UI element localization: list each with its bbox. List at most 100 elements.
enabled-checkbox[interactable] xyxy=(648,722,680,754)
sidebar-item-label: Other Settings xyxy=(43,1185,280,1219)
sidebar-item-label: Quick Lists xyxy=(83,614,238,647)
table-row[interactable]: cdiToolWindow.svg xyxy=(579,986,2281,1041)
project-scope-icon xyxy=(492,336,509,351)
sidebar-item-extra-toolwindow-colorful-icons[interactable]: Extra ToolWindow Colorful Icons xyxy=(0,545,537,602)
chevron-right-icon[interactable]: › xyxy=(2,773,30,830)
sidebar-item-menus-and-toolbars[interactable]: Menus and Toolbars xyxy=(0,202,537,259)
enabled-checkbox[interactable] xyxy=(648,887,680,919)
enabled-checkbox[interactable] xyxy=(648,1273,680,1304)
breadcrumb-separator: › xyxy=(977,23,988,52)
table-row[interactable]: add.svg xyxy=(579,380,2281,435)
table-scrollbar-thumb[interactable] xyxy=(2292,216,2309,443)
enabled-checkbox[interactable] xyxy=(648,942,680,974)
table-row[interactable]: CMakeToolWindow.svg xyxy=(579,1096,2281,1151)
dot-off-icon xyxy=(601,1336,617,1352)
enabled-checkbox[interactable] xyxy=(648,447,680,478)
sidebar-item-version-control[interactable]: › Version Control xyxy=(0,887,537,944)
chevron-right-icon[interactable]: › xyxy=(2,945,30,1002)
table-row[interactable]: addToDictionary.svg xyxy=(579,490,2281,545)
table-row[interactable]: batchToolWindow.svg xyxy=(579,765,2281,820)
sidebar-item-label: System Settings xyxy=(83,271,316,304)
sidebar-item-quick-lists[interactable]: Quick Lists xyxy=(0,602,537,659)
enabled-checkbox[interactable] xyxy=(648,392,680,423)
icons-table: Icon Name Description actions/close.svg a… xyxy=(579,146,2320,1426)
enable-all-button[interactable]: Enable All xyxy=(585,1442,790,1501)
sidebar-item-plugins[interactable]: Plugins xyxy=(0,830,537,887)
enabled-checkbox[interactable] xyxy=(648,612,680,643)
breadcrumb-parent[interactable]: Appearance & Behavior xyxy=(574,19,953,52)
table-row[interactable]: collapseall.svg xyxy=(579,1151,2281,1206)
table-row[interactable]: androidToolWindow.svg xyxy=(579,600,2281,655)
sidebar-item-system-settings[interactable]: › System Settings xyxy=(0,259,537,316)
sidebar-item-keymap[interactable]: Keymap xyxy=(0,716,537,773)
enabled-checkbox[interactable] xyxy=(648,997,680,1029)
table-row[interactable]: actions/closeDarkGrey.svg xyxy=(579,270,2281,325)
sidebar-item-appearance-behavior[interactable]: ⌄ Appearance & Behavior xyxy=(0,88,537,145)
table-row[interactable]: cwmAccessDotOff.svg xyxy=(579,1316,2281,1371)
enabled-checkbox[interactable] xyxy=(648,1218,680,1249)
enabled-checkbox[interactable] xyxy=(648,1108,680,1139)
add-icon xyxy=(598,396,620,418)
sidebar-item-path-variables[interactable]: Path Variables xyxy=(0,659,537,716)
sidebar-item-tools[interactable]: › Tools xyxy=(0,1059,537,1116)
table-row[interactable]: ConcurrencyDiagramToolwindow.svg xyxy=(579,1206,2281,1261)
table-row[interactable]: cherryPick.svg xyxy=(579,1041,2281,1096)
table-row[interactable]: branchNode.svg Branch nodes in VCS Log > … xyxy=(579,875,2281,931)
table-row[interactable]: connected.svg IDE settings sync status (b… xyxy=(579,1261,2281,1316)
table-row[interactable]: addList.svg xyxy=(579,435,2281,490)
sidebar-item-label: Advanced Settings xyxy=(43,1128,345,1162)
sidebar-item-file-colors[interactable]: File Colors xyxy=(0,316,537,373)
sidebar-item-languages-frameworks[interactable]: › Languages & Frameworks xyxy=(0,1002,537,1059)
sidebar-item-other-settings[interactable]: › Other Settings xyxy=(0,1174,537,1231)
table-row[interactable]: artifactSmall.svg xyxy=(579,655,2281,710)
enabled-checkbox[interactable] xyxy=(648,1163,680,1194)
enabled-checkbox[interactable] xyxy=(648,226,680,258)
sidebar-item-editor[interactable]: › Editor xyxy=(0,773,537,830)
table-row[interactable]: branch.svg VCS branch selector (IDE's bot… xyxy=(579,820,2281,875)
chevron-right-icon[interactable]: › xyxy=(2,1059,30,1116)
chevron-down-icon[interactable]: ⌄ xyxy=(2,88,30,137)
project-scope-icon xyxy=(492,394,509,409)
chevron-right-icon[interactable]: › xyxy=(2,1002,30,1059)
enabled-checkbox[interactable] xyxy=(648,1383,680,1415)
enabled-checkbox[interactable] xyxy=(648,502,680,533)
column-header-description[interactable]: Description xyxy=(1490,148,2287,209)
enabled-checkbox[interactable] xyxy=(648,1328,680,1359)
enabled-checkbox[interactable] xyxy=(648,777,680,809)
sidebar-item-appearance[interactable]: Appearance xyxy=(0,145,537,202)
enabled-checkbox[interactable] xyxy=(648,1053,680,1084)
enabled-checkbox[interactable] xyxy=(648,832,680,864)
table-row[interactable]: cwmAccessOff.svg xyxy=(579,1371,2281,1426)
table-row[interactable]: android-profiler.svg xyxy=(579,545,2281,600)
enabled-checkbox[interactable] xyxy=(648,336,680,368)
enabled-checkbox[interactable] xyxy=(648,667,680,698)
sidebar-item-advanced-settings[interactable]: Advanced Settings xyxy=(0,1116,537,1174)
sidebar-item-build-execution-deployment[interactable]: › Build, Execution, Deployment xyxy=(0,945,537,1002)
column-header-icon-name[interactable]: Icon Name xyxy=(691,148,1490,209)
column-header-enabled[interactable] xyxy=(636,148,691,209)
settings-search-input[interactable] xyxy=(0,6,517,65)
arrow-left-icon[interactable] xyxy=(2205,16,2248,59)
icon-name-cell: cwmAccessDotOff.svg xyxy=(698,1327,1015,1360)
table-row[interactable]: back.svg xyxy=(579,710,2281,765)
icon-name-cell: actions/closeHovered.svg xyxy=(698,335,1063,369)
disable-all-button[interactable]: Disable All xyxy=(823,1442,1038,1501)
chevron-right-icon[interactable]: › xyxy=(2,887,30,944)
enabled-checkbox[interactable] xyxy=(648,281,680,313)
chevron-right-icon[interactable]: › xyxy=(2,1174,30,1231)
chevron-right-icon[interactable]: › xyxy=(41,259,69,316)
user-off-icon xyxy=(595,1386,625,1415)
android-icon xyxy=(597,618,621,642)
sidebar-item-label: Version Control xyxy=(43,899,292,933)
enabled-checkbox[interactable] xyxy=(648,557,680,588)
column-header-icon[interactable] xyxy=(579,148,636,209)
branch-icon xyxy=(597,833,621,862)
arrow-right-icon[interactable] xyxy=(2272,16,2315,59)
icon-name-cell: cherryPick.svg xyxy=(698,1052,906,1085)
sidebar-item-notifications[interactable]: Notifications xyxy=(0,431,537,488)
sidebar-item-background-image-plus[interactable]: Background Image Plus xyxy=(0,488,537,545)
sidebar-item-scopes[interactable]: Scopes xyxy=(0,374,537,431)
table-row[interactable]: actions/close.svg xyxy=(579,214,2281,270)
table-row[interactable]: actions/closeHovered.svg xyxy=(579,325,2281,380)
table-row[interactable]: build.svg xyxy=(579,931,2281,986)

_Work required_
Copy the rows word for word, starting at the first row above and stopping after the line that contains "sidebar-item-label: Quick Lists".

_Solution to the problem_
UI element localization: list each with its bbox. List at most 100 elements.
enabled-checkbox[interactable] xyxy=(648,722,680,754)
sidebar-item-label: Other Settings xyxy=(43,1185,280,1219)
sidebar-item-label: Quick Lists xyxy=(83,614,238,647)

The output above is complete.